__Short exercise__:
Copy out every line containing the word "coeff".

__Exercise materials__:
Start

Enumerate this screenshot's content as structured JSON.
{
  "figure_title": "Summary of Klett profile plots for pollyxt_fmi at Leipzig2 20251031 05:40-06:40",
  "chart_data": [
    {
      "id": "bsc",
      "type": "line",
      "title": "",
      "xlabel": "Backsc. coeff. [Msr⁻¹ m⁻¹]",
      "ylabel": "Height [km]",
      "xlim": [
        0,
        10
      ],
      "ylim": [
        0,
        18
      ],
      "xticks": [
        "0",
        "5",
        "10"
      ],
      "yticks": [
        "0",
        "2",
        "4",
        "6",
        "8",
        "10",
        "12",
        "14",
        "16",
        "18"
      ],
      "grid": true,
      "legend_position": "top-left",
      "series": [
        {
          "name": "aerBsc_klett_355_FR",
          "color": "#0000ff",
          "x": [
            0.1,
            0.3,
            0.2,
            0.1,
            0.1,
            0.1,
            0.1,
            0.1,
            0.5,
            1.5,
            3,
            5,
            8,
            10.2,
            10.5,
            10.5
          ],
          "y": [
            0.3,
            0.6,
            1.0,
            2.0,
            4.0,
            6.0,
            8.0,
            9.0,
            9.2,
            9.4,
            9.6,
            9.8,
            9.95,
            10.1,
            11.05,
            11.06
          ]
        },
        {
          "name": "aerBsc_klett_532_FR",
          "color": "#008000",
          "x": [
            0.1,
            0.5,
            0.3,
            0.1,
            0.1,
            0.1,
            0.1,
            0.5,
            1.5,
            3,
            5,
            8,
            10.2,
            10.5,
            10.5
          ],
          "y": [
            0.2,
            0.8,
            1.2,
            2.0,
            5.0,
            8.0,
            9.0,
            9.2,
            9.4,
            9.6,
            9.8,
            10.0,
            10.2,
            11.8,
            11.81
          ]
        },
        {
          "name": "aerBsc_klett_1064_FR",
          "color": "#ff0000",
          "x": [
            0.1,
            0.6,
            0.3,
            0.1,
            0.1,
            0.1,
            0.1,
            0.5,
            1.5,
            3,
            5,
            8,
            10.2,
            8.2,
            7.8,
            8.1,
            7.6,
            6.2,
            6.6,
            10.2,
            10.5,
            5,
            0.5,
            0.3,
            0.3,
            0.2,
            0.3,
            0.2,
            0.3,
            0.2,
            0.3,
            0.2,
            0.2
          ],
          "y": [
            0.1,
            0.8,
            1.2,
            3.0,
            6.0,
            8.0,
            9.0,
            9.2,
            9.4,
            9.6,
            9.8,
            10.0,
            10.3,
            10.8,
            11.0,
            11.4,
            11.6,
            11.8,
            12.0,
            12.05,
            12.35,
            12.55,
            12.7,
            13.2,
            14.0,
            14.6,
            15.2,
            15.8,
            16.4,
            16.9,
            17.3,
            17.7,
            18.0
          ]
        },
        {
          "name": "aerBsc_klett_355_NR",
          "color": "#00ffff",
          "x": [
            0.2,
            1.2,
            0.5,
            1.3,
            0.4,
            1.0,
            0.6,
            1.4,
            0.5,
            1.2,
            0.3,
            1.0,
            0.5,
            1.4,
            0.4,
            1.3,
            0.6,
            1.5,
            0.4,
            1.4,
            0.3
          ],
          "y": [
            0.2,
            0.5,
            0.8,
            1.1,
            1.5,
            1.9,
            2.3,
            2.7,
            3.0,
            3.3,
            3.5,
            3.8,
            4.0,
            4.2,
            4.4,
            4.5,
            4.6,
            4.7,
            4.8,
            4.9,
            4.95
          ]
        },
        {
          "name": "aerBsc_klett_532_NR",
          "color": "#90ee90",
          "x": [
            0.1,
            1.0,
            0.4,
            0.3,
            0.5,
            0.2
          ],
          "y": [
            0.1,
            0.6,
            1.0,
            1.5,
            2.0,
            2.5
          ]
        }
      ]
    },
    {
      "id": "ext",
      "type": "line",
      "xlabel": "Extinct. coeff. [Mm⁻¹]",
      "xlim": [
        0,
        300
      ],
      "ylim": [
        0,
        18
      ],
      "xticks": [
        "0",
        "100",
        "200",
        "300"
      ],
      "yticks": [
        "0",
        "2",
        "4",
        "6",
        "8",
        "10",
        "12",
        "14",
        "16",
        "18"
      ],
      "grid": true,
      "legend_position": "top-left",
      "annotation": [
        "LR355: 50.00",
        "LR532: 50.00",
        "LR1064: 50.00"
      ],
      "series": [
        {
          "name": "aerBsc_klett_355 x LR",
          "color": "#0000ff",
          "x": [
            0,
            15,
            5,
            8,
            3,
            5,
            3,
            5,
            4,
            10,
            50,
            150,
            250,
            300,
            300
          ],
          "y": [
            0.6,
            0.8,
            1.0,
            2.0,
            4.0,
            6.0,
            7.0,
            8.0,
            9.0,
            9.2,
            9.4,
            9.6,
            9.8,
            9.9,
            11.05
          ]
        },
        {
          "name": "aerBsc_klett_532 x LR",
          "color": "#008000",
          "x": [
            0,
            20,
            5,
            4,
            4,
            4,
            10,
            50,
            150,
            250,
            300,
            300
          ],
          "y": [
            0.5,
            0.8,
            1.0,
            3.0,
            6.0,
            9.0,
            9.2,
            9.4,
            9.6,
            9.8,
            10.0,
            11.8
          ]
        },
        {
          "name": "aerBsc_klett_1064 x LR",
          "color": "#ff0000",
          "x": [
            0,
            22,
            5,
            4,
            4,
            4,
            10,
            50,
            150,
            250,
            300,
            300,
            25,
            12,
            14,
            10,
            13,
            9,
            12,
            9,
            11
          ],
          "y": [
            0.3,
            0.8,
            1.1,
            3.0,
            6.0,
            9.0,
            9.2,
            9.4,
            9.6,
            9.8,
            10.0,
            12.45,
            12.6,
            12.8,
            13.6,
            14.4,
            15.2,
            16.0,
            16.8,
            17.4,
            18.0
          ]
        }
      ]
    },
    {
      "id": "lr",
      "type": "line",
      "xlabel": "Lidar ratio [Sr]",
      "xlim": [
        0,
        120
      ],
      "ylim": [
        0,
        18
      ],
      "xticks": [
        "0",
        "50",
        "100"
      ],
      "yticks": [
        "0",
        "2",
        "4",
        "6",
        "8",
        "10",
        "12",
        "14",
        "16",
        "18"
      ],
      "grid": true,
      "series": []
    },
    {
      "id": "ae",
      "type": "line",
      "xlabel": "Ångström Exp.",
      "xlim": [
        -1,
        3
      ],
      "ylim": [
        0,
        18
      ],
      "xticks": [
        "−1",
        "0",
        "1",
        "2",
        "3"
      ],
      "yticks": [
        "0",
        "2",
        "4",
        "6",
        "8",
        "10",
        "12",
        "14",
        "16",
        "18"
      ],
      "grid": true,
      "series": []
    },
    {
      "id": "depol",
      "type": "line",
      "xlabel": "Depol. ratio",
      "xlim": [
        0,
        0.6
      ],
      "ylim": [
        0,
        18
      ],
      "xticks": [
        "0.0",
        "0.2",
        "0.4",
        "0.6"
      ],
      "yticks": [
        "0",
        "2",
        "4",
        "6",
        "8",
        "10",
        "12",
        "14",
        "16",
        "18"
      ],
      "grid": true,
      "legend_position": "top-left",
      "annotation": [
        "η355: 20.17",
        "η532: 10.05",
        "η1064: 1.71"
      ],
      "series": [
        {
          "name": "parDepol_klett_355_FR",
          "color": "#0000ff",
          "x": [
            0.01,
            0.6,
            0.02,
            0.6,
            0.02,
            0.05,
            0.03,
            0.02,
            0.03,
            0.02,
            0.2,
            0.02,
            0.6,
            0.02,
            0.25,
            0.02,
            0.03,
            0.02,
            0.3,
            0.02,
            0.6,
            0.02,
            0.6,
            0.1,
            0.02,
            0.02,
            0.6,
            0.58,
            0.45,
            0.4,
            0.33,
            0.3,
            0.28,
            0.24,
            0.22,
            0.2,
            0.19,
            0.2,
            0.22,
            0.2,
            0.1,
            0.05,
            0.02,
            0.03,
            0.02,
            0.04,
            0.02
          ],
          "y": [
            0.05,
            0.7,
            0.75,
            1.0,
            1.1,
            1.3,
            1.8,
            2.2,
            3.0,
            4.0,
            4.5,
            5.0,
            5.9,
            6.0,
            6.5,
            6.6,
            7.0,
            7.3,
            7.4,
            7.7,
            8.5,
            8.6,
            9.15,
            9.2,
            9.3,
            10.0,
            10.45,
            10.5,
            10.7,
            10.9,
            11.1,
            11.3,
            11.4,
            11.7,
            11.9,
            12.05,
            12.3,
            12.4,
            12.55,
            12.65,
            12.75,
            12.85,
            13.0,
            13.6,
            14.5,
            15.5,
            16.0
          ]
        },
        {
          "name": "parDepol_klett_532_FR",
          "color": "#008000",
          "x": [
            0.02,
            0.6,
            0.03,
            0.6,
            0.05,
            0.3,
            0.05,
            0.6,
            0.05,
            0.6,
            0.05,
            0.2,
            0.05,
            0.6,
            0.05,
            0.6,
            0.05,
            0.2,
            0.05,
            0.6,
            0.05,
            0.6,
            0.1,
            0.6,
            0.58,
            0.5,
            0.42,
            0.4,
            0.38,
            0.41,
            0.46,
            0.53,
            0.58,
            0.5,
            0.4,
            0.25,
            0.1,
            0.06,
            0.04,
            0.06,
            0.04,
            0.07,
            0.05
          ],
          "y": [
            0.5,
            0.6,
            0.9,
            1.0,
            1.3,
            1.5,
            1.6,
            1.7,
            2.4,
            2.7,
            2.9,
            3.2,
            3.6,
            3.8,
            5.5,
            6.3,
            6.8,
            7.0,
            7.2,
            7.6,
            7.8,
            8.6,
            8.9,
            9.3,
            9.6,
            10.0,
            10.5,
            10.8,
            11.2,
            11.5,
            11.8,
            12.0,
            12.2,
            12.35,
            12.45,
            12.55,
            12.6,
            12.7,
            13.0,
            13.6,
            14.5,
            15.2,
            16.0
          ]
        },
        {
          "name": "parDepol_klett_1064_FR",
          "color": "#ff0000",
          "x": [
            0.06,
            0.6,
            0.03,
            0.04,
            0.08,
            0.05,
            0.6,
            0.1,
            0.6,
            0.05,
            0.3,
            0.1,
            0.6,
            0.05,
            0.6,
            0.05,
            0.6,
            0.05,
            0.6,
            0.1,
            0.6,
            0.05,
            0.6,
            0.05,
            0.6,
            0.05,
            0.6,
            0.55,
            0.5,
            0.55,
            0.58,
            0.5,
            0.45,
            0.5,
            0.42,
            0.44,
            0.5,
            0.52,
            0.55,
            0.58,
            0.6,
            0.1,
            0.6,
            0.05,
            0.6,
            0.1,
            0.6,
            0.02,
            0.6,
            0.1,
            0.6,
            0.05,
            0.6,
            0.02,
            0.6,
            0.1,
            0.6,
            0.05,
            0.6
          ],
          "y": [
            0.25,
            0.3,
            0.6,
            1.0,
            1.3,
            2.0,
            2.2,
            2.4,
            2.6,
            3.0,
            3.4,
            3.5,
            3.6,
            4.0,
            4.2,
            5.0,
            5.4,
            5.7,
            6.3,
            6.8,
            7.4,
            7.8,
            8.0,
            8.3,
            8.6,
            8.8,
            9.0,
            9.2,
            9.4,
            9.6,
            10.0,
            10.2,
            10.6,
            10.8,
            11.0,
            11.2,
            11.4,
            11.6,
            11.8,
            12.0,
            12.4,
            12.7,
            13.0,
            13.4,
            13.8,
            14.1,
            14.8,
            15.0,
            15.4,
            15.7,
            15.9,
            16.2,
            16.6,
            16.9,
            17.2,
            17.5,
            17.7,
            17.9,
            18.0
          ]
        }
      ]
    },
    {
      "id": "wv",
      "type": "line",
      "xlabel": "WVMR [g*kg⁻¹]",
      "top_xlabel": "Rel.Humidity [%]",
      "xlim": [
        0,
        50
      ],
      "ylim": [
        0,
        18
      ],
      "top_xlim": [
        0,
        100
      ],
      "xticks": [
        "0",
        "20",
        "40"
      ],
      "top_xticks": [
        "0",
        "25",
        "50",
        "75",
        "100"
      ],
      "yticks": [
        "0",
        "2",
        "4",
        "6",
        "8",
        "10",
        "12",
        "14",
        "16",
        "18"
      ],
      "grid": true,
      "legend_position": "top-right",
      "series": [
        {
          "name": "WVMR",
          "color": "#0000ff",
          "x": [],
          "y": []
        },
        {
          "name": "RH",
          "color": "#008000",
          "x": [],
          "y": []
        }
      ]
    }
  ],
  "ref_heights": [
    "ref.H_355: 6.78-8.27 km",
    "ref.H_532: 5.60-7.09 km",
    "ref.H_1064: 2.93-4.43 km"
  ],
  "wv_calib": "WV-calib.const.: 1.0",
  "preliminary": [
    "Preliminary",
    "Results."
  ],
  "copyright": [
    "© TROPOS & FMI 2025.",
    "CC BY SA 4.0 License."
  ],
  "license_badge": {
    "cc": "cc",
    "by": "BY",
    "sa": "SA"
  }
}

End

__Answer to this task__:
      "xlabel": "Backsc. coeff. [Msr⁻¹ m⁻¹]",
      "xlabel": "Extinct. coeff. [Mm⁻¹]",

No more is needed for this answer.